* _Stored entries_

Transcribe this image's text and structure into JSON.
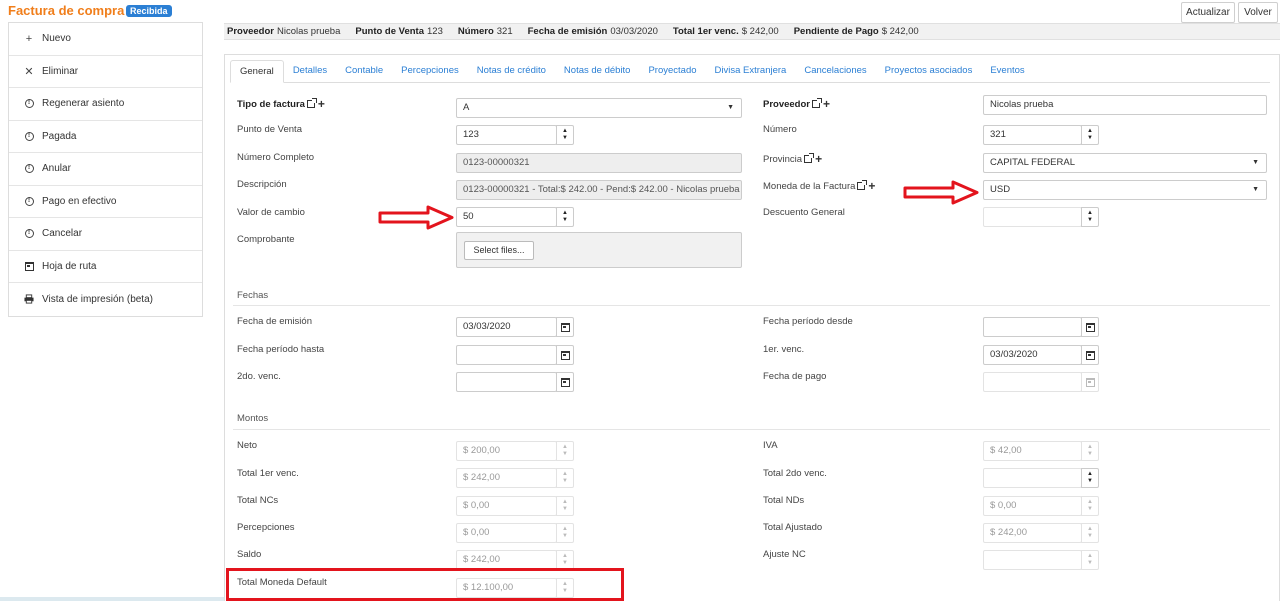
{
  "header": {
    "title": "Factura de compra",
    "status_badge": "Recibida",
    "refresh_label": "Actualizar",
    "back_label": "Volver"
  },
  "sidebar": {
    "items": [
      {
        "label": "Nuevo",
        "icon": "plus-icon"
      },
      {
        "label": "Eliminar",
        "icon": "close-icon"
      },
      {
        "label": "Regenerar asiento",
        "icon": "alert-circle-icon"
      },
      {
        "label": "Pagada",
        "icon": "alert-circle-icon"
      },
      {
        "label": "Anular",
        "icon": "alert-circle-icon"
      },
      {
        "label": "Pago en efectivo",
        "icon": "alert-circle-icon"
      },
      {
        "label": "Cancelar",
        "icon": "alert-circle-icon"
      },
      {
        "label": "Hoja de ruta",
        "icon": "calendar-icon"
      },
      {
        "label": "Vista de impresión (beta)",
        "icon": "printer-icon"
      }
    ]
  },
  "infobar": {
    "proveedor_label": "Proveedor",
    "proveedor_value": "Nicolas prueba",
    "punto_label": "Punto de Venta",
    "punto_value": "123",
    "numero_label": "Número",
    "numero_value": "321",
    "fecha_label": "Fecha de emisión",
    "fecha_value": "03/03/2020",
    "total_label": "Total 1er venc.",
    "total_value": "$ 242,00",
    "pendiente_label": "Pendiente de Pago",
    "pendiente_value": "$ 242,00"
  },
  "tabs": [
    "General",
    "Detalles",
    "Contable",
    "Percepciones",
    "Notas de crédito",
    "Notas de débito",
    "Proyectado",
    "Divisa Extranjera",
    "Cancelaciones",
    "Proyectos asociados",
    "Eventos"
  ],
  "form": {
    "tipo_factura": {
      "label": "Tipo de factura",
      "value": "A"
    },
    "punto_venta": {
      "label": "Punto de Venta",
      "value": "123"
    },
    "numero_completo": {
      "label": "Número Completo",
      "value": "0123-00000321"
    },
    "descripcion": {
      "label": "Descripción",
      "value": "0123-00000321 - Total:$ 242.00 - Pend:$ 242.00 - Nicolas prueba"
    },
    "valor_cambio": {
      "label": "Valor de cambio",
      "value": "50"
    },
    "comprobante": {
      "label": "Comprobante",
      "button": "Select files..."
    },
    "proveedor": {
      "label": "Proveedor",
      "value": "Nicolas prueba"
    },
    "numero": {
      "label": "Número",
      "value": "321"
    },
    "provincia": {
      "label": "Provincia",
      "value": "CAPITAL FEDERAL"
    },
    "moneda": {
      "label": "Moneda de la Factura",
      "value": "USD"
    },
    "descuento": {
      "label": "Descuento General",
      "value": ""
    }
  },
  "fechas": {
    "section": "Fechas",
    "emision": {
      "label": "Fecha de emisión",
      "value": "03/03/2020"
    },
    "periodo_hasta": {
      "label": "Fecha período hasta",
      "value": ""
    },
    "segundo_venc": {
      "label": "2do. venc.",
      "value": ""
    },
    "periodo_desde": {
      "label": "Fecha período desde",
      "value": ""
    },
    "primer_venc": {
      "label": "1er. venc.",
      "value": "03/03/2020"
    },
    "pago": {
      "label": "Fecha de pago",
      "value": ""
    }
  },
  "montos": {
    "section": "Montos",
    "neto": {
      "label": "Neto",
      "value": "$ 200,00"
    },
    "total_1er": {
      "label": "Total 1er venc.",
      "value": "$ 242,00"
    },
    "total_ncs": {
      "label": "Total NCs",
      "value": "$ 0,00"
    },
    "percepciones": {
      "label": "Percepciones",
      "value": "$ 0,00"
    },
    "saldo": {
      "label": "Saldo",
      "value": "$ 242,00"
    },
    "total_moneda_default": {
      "label": "Total Moneda Default",
      "value": "$ 12.100,00"
    },
    "iva": {
      "label": "IVA",
      "value": "$ 42,00"
    },
    "total_2do": {
      "label": "Total 2do venc.",
      "value": ""
    },
    "total_nds": {
      "label": "Total NDs",
      "value": "$ 0,00"
    },
    "total_ajustado": {
      "label": "Total Ajustado",
      "value": "$ 242,00"
    },
    "ajuste_nc": {
      "label": "Ajuste NC",
      "value": ""
    }
  },
  "colors": {
    "title": "#f07e1b",
    "badge": "#2b7fd4",
    "link": "#2b7fd4",
    "annotation": "#e3141d"
  }
}
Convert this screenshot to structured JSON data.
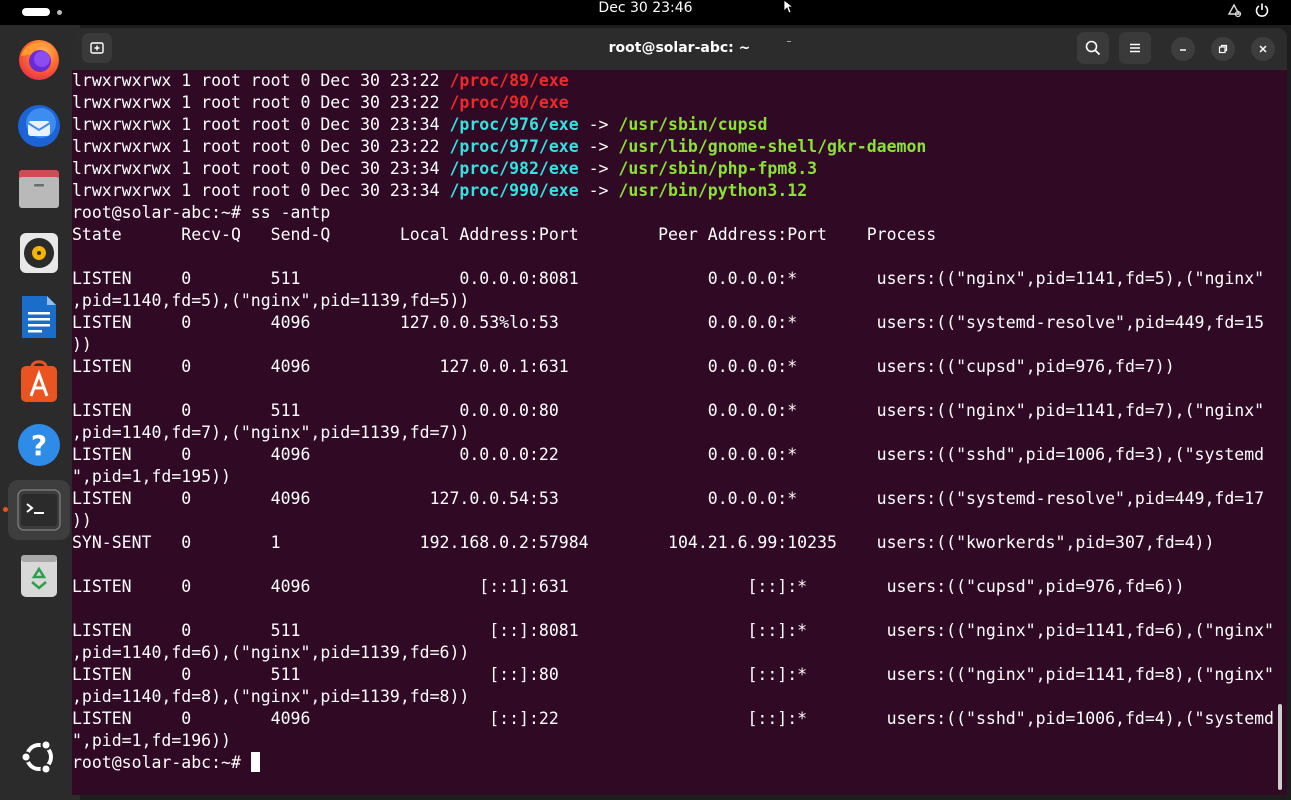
{
  "topbar": {
    "clock": "Dec 30  23:46",
    "icons": [
      "activities-icon",
      "network-icon",
      "power-icon"
    ]
  },
  "dock": {
    "items": [
      {
        "name": "Firefox",
        "icon": "firefox-icon"
      },
      {
        "name": "Thunderbird",
        "icon": "thunderbird-icon"
      },
      {
        "name": "Files",
        "icon": "files-icon"
      },
      {
        "name": "Rhythmbox",
        "icon": "rhythmbox-icon"
      },
      {
        "name": "LibreOffice Writer",
        "icon": "writer-icon"
      },
      {
        "name": "App Center",
        "icon": "app-center-icon"
      },
      {
        "name": "Help",
        "icon": "help-icon"
      },
      {
        "name": "Terminal",
        "icon": "terminal-icon",
        "active": true
      },
      {
        "name": "Trash",
        "icon": "trash-icon"
      },
      {
        "name": "Show Apps",
        "icon": "ubuntu-logo-icon"
      }
    ]
  },
  "window": {
    "title": "root@solar-abc: ~",
    "colors": {
      "background": "#300a24",
      "headerbar": "#2c2c2c",
      "broken_link": "#ef2929",
      "symlink": "#34e2e2",
      "executable": "#8ae234"
    }
  },
  "terminal": {
    "proc_lines": [
      {
        "perm": "lrwxrwxrwx 1 root root 0 Dec 30 23:22 ",
        "path": "/proc/89/exe",
        "broken": true,
        "arrow": "",
        "target": ""
      },
      {
        "perm": "lrwxrwxrwx 1 root root 0 Dec 30 23:22 ",
        "path": "/proc/90/exe",
        "broken": true,
        "arrow": "",
        "target": ""
      },
      {
        "perm": "lrwxrwxrwx 1 root root 0 Dec 30 23:34 ",
        "path": "/proc/976/exe",
        "broken": false,
        "arrow": " -> ",
        "target": "/usr/sbin/cupsd"
      },
      {
        "perm": "lrwxrwxrwx 1 root root 0 Dec 30 23:22 ",
        "path": "/proc/977/exe",
        "broken": false,
        "arrow": " -> ",
        "target": "/usr/lib/gnome-shell/gkr-daemon"
      },
      {
        "perm": "lrwxrwxrwx 1 root root 0 Dec 30 23:34 ",
        "path": "/proc/982/exe",
        "broken": false,
        "arrow": " -> ",
        "target": "/usr/sbin/php-fpm8.3"
      },
      {
        "perm": "lrwxrwxrwx 1 root root 0 Dec 30 23:34 ",
        "path": "/proc/990/exe",
        "broken": false,
        "arrow": " -> ",
        "target": "/usr/bin/python3.12"
      }
    ],
    "command_line": "root@solar-abc:~# ss -antp",
    "output_lines": [
      "State      Recv-Q   Send-Q       Local Address:Port        Peer Address:Port    Process",
      "",
      "LISTEN     0        511                0.0.0.0:8081             0.0.0.0:*        users:((\"nginx\",pid=1141,fd=5),(\"nginx\"",
      ",pid=1140,fd=5),(\"nginx\",pid=1139,fd=5))",
      "LISTEN     0        4096         127.0.0.53%lo:53               0.0.0.0:*        users:((\"systemd-resolve\",pid=449,fd=15",
      "))",
      "LISTEN     0        4096             127.0.0.1:631              0.0.0.0:*        users:((\"cupsd\",pid=976,fd=7))",
      "",
      "LISTEN     0        511                0.0.0.0:80               0.0.0.0:*        users:((\"nginx\",pid=1141,fd=7),(\"nginx\"",
      ",pid=1140,fd=7),(\"nginx\",pid=1139,fd=7))",
      "LISTEN     0        4096               0.0.0.0:22               0.0.0.0:*        users:((\"sshd\",pid=1006,fd=3),(\"systemd",
      "\",pid=1,fd=195))",
      "LISTEN     0        4096            127.0.0.54:53               0.0.0.0:*        users:((\"systemd-resolve\",pid=449,fd=17",
      "))",
      "SYN-SENT   0        1              192.168.0.2:57984        104.21.6.99:10235    users:((\"kworkerds\",pid=307,fd=4))",
      "",
      "LISTEN     0        4096                 [::1]:631                  [::]:*        users:((\"cupsd\",pid=976,fd=6))",
      "",
      "LISTEN     0        511                   [::]:8081                 [::]:*        users:((\"nginx\",pid=1141,fd=6),(\"nginx\"",
      ",pid=1140,fd=6),(\"nginx\",pid=1139,fd=6))",
      "LISTEN     0        511                   [::]:80                   [::]:*        users:((\"nginx\",pid=1141,fd=8),(\"nginx\"",
      ",pid=1140,fd=8),(\"nginx\",pid=1139,fd=8))",
      "LISTEN     0        4096                  [::]:22                   [::]:*        users:((\"sshd\",pid=1006,fd=4),(\"systemd",
      "\",pid=1,fd=196))"
    ],
    "prompt": "root@solar-abc:~# "
  }
}
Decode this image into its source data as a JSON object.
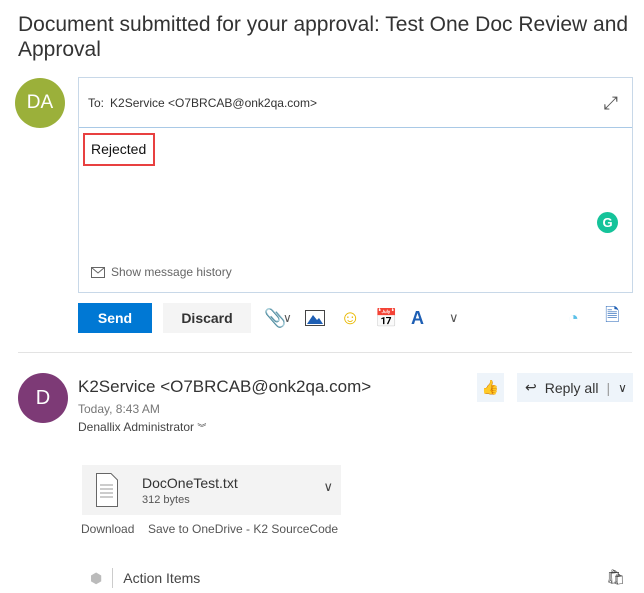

* _Instruction_
Which lines hold the word "title"? Copy every one of them.

* _Response_
    "title": "Factura de compra",
    "title": "#f07e1b",
    "title": "root@solar-abc: ~",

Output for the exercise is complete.